Als Yejide das Komplott der Brüder aufdeckt, ist es zu spät: Auch das dritte Kind, mit dem sie gerade schwanger ist, wird Träger der Sichelzellenkrankheit sein. Sie nennt das Mädchen Rotimi, zu deutsch „Bleib bei mir“ – daher der Romantitel. Als auch Rotimi erkrankt, zerbricht die vorher schon poröse Beziehung zwischen Yejide und Akin endgültig. Zumal auch die größte Lüge Akins nun ans Tageslicht kommt: Er war von Anfang an impotent, hat aber aus männlicher Eitelkeit und aus Angst, Yejide zu verlieren, geschwiegen. Akin hatte gehofft, ihre Liebe halte auch diese Lüge aus.

## Die Datensätze
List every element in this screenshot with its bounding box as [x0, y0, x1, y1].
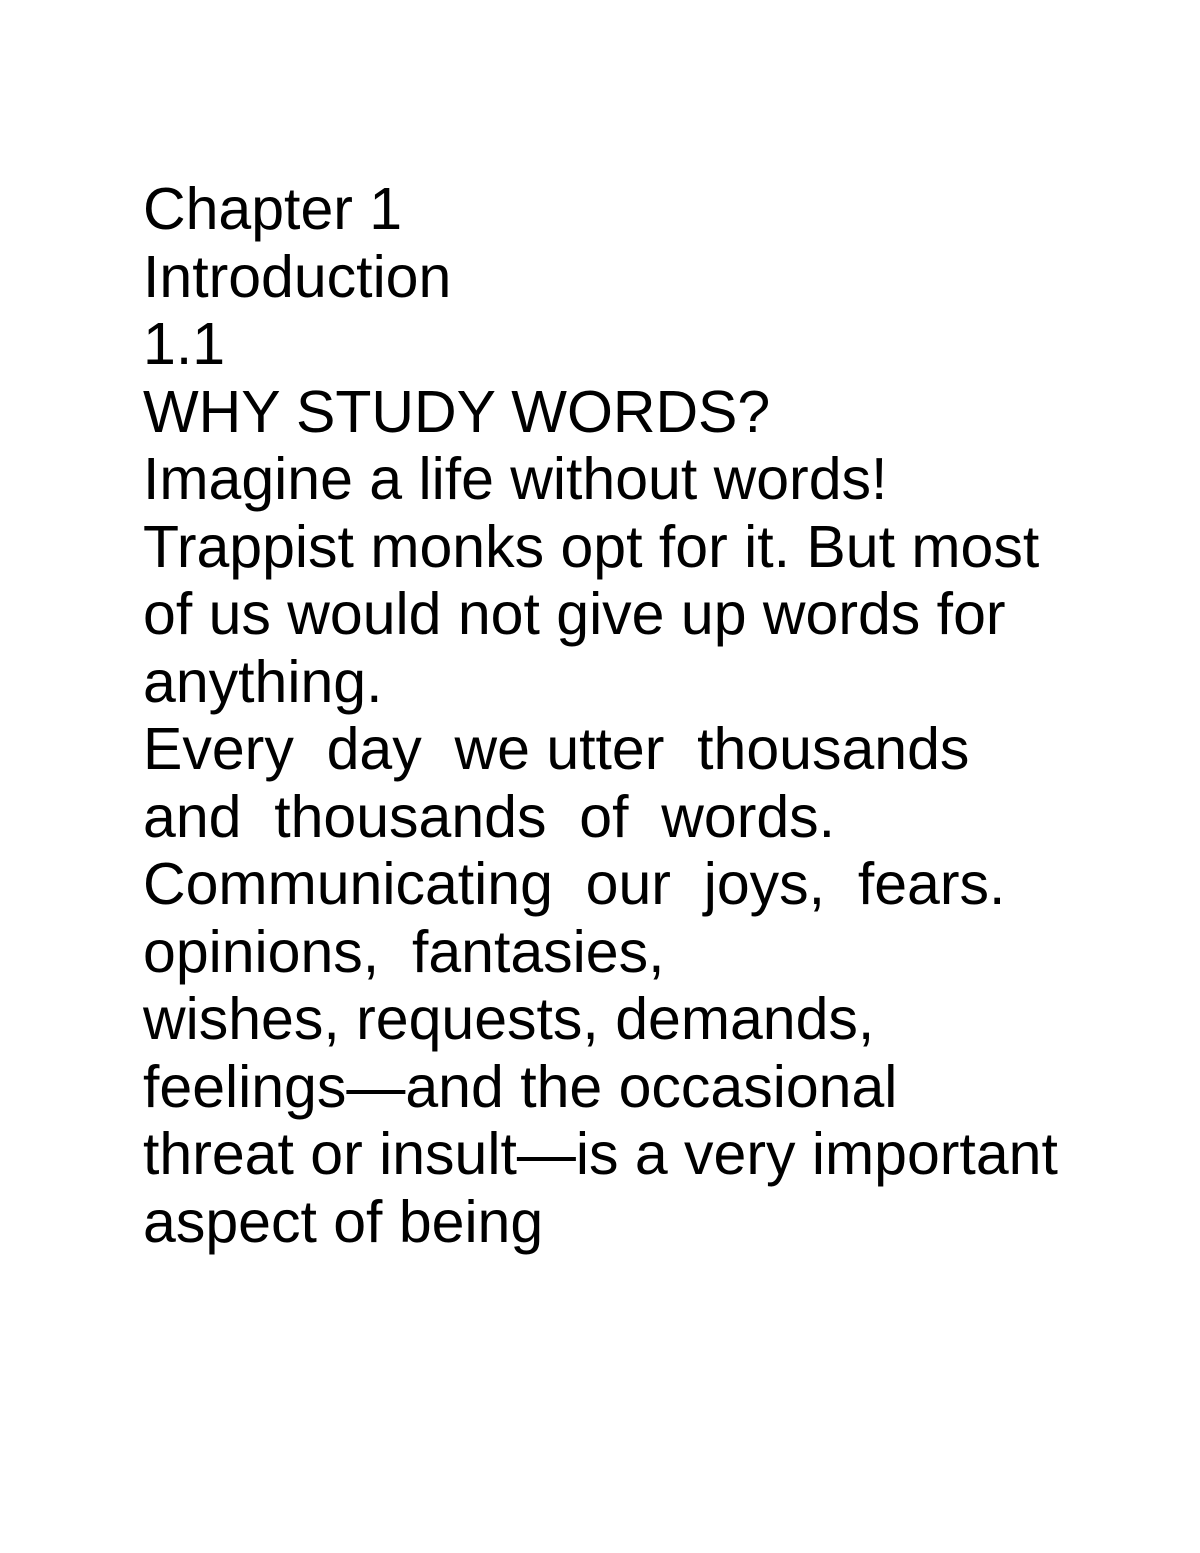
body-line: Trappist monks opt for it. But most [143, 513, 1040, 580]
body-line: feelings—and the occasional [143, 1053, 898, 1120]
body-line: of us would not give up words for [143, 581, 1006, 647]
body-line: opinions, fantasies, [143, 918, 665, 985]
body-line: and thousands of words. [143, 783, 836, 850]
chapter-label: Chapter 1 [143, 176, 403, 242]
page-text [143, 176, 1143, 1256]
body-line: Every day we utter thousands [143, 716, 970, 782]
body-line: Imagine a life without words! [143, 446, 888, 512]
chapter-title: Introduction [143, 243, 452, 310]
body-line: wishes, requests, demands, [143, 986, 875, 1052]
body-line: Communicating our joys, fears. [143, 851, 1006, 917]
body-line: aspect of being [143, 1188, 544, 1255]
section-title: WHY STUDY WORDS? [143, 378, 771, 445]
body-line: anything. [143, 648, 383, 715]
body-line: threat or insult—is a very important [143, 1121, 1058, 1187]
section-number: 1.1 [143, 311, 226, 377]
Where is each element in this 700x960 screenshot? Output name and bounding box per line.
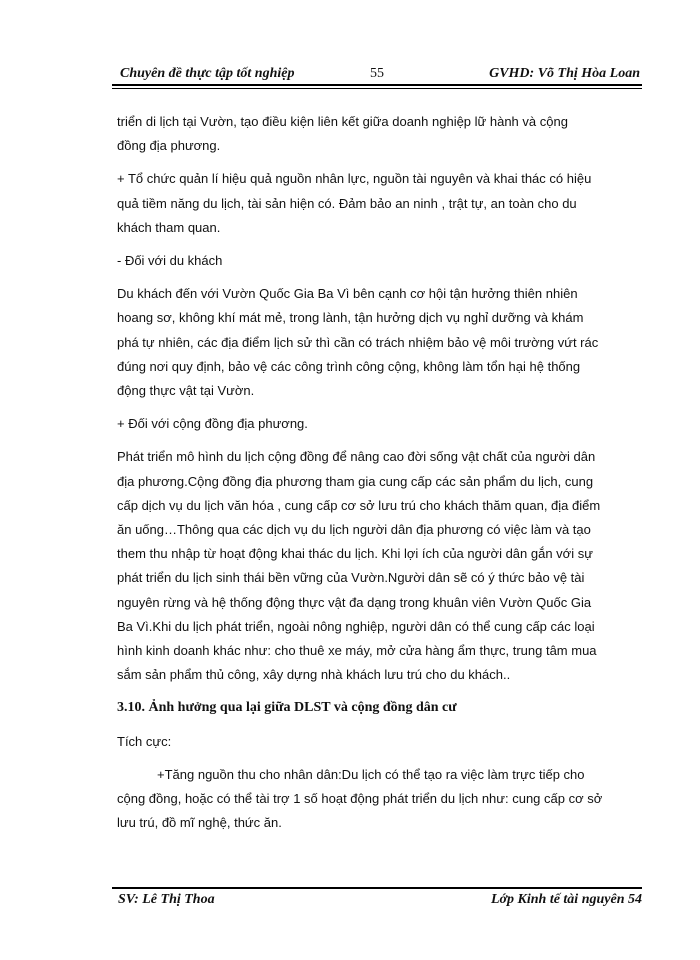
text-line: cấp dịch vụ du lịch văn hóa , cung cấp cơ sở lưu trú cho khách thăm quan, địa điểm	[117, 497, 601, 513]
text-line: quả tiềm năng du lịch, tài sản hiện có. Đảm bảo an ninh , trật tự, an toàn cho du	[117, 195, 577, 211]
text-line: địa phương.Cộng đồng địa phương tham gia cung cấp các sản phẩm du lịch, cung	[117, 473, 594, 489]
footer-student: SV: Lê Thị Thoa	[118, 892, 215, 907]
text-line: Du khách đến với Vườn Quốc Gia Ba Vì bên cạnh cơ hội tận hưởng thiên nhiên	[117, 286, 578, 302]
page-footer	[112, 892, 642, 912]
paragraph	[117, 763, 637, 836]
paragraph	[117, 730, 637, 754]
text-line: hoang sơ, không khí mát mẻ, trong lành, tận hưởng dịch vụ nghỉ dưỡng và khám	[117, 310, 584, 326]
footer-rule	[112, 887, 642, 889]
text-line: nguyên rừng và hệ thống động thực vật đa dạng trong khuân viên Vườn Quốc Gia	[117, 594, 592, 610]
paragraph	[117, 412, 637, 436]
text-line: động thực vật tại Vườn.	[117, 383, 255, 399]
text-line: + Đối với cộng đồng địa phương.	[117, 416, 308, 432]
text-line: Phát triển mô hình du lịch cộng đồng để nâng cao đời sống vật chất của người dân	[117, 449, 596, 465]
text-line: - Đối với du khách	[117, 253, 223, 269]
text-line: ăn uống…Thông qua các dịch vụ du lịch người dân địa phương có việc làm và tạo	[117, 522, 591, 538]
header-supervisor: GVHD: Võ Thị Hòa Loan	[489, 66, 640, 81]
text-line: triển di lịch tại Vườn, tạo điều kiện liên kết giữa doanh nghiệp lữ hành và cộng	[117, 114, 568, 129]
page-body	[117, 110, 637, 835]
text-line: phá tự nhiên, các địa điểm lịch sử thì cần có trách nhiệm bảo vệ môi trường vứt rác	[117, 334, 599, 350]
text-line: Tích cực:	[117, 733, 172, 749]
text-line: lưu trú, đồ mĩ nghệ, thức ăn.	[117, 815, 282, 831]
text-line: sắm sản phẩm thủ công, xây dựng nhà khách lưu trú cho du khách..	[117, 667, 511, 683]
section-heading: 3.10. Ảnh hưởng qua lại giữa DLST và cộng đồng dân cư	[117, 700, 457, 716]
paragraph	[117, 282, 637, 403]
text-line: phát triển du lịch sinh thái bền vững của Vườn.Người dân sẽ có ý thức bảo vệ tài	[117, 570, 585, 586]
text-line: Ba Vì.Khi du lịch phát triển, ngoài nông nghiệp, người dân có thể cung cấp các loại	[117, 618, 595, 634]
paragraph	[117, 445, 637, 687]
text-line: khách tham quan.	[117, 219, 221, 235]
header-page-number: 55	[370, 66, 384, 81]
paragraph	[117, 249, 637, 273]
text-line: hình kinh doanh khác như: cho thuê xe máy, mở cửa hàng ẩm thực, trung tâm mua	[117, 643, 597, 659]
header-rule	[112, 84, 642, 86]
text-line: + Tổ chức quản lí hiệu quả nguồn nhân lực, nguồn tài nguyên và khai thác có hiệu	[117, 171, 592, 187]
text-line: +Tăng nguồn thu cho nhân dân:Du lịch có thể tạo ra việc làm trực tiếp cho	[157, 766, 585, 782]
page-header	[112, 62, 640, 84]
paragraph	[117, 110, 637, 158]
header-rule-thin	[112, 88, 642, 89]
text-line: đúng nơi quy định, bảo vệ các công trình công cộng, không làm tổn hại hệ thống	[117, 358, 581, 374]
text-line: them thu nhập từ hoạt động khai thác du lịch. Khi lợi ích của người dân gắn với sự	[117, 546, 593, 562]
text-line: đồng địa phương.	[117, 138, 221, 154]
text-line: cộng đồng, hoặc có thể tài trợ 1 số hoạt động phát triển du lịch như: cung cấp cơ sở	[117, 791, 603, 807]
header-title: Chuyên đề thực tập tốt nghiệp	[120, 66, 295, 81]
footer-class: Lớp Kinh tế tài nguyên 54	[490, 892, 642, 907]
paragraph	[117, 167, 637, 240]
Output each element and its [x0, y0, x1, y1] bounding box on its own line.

## Die Aufgabe
Entnimm dem Abschnitt über Yejide und Akin wortgetreu die Stelle, die bei den Worten „Als Yejide das“ beginnt und nach den Worten „diese Lüge aus.“ endet. Die Datensätze sind eigenständiges Material und gehören nicht zum Abschnitt über Yejide und Akin.

## Das Ergebnis
Als Yejide das Komplott der Brüder aufdeckt, ist es zu spät: Auch das dritte Kind, mit dem sie gerade schwanger ist, wird Träger der Sichelzellenkrankheit sein. Sie nennt das Mädchen Rotimi, zu deutsch „Bleib bei mir“ – daher der Romantitel. Als auch Rotimi erkrankt, zerbricht die vorher schon poröse Beziehung zwischen Yejide und Akin endgültig. Zumal auch die größte Lüge Akins nun ans Tageslicht kommt: Er war von Anfang an impotent, hat aber aus männlicher Eitelkeit und aus Angst, Yejide zu verlieren, geschwiegen. Akin hatte gehofft, ihre Liebe halte auch diese Lüge aus.